** begin Data **

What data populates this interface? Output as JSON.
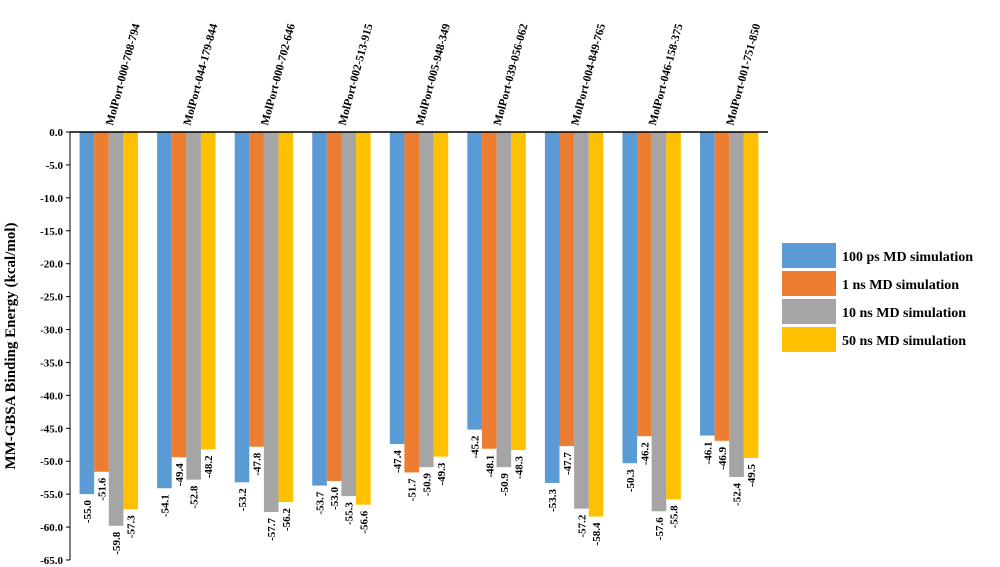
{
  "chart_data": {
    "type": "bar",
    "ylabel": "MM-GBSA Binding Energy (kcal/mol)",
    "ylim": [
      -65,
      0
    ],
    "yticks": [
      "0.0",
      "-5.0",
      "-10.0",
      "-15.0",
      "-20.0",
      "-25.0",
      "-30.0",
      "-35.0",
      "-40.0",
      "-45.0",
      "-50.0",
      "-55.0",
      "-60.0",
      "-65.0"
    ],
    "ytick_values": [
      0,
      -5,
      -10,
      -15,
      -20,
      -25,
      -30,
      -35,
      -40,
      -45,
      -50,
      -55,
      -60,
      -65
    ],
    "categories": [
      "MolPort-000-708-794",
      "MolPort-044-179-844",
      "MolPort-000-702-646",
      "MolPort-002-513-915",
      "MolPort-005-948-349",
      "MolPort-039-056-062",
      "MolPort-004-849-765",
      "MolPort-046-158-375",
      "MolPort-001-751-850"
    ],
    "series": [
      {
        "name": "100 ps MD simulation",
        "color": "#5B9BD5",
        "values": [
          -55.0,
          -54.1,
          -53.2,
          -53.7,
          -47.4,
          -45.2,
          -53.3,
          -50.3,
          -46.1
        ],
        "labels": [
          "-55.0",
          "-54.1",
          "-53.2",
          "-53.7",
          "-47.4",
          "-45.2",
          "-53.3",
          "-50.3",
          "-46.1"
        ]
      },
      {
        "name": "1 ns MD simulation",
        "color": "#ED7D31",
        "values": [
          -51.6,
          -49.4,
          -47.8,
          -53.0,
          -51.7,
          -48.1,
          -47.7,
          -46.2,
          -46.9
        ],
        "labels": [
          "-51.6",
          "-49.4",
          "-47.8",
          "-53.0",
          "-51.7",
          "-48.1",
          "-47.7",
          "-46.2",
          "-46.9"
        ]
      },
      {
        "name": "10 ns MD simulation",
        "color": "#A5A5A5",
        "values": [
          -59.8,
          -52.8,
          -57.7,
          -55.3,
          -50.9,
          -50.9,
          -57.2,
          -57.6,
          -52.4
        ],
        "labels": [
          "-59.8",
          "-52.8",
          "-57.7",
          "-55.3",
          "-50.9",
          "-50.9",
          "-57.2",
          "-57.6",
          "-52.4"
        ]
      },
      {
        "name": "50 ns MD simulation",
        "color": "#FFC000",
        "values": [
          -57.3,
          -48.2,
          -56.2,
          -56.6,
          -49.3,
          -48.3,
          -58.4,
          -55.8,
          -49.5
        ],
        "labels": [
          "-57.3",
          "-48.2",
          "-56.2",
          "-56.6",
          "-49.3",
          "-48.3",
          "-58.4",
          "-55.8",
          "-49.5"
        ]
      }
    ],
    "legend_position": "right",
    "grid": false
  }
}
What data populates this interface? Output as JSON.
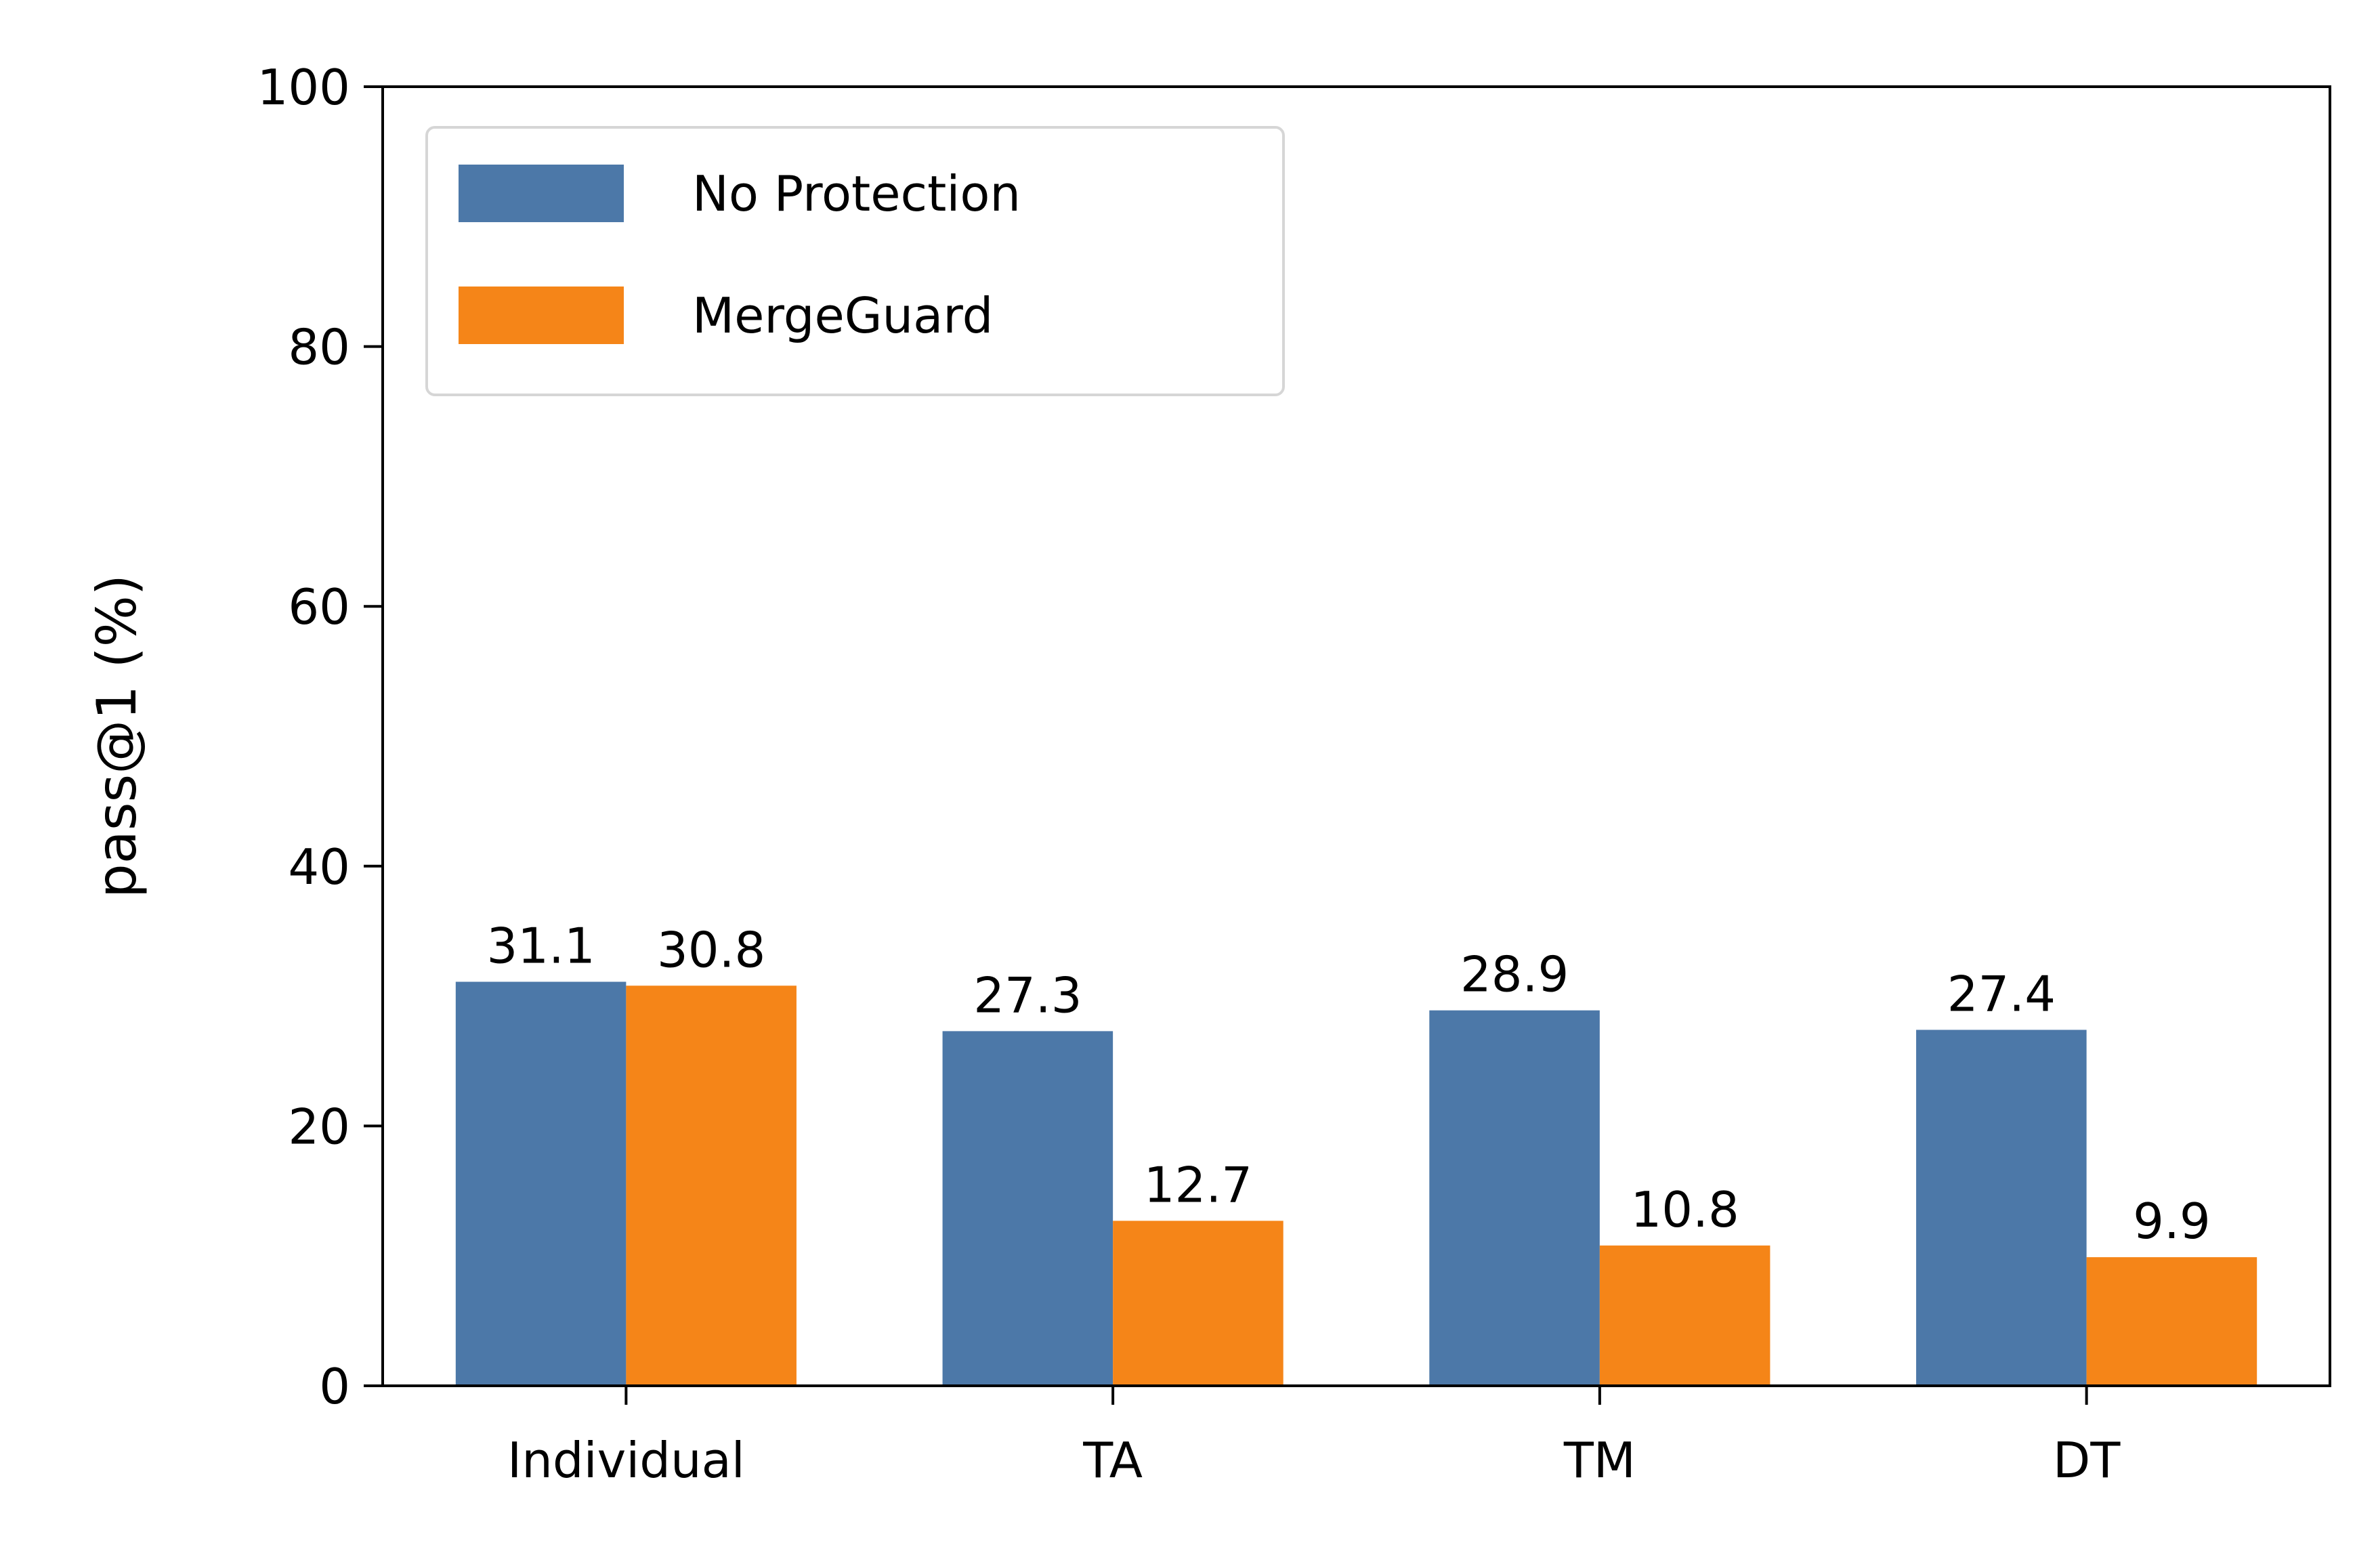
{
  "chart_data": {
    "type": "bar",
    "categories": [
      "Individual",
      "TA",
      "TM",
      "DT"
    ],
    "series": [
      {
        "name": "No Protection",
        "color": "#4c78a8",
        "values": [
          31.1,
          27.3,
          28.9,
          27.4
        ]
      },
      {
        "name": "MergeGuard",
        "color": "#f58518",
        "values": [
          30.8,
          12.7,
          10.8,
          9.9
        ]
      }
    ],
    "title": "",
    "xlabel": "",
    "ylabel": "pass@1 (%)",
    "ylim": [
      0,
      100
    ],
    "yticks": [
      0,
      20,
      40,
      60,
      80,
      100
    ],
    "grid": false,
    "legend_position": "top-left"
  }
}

** end Data **

Problem requirements
Every line is to be duplicated exactly, though pictures stay out.

Output of the task
What data populates this interface? Output as JSON.
{
  "chart_data": {
    "type": "bar",
    "ylabel": "MM-GBSA Binding Energy (kcal/mol)",
    "ylim": [
      -65,
      0
    ],
    "yticks": [
      "0.0",
      "-5.0",
      "-10.0",
      "-15.0",
      "-20.0",
      "-25.0",
      "-30.0",
      "-35.0",
      "-40.0",
      "-45.0",
      "-50.0",
      "-55.0",
      "-60.0",
      "-65.0"
    ],
    "ytick_values": [
      0,
      -5,
      -10,
      -15,
      -20,
      -25,
      -30,
      -35,
      -40,
      -45,
      -50,
      -55,
      -60,
      -65
    ],
    "categories": [
      "MolPort-000-708-794",
      "MolPort-044-179-844",
      "MolPort-000-702-646",
      "MolPort-002-513-915",
      "MolPort-005-948-349",
      "MolPort-039-056-062",
      "MolPort-004-849-765",
      "MolPort-046-158-375",
      "MolPort-001-751-850"
    ],
    "series": [
      {
        "name": "100 ps MD simulation",
        "color": "#5B9BD5",
        "values": [
          -55.0,
          -54.1,
          -53.2,
          -53.7,
          -47.4,
          -45.2,
          -53.3,
          -50.3,
          -46.1
        ],
        "labels": [
          "-55.0",
          "-54.1",
          "-53.2",
          "-53.7",
          "-47.4",
          "-45.2",
          "-53.3",
          "-50.3",
          "-46.1"
        ]
      },
      {
        "name": "1 ns MD simulation",
        "color": "#ED7D31",
        "values": [
          -51.6,
          -49.4,
          -47.8,
          -53.0,
          -51.7,
          -48.1,
          -47.7,
          -46.2,
          -46.9
        ],
        "labels": [
          "-51.6",
          "-49.4",
          "-47.8",
          "-53.0",
          "-51.7",
          "-48.1",
          "-47.7",
          "-46.2",
          "-46.9"
        ]
      },
      {
        "name": "10 ns MD simulation",
        "color": "#A5A5A5",
        "values": [
          -59.8,
          -52.8,
          -57.7,
          -55.3,
          -50.9,
          -50.9,
          -57.2,
          -57.6,
          -52.4
        ],
        "labels": [
          "-59.8",
          "-52.8",
          "-57.7",
          "-55.3",
          "-50.9",
          "-50.9",
          "-57.2",
          "-57.6",
          "-52.4"
        ]
      },
      {
        "name": "50 ns MD simulation",
        "color": "#FFC000",
        "values": [
          -57.3,
          -48.2,
          -56.2,
          -56.6,
          -49.3,
          -48.3,
          -58.4,
          -55.8,
          -49.5
        ],
        "labels": [
          "-57.3",
          "-48.2",
          "-56.2",
          "-56.6",
          "-49.3",
          "-48.3",
          "-58.4",
          "-55.8",
          "-49.5"
        ]
      }
    ],
    "legend_position": "right",
    "grid": false
  }
}
What data populates this interface? Output as JSON.
{
  "chart_data": {
    "type": "bar",
    "categories": [
      "Individual",
      "TA",
      "TM",
      "DT"
    ],
    "series": [
      {
        "name": "No Protection",
        "color": "#4c78a8",
        "values": [
          31.1,
          27.3,
          28.9,
          27.4
        ]
      },
      {
        "name": "MergeGuard",
        "color": "#f58518",
        "values": [
          30.8,
          12.7,
          10.8,
          9.9
        ]
      }
    ],
    "title": "",
    "xlabel": "",
    "ylabel": "pass@1 (%)",
    "ylim": [
      0,
      100
    ],
    "yticks": [
      0,
      20,
      40,
      60,
      80,
      100
    ],
    "grid": false,
    "legend_position": "top-left"
  }
}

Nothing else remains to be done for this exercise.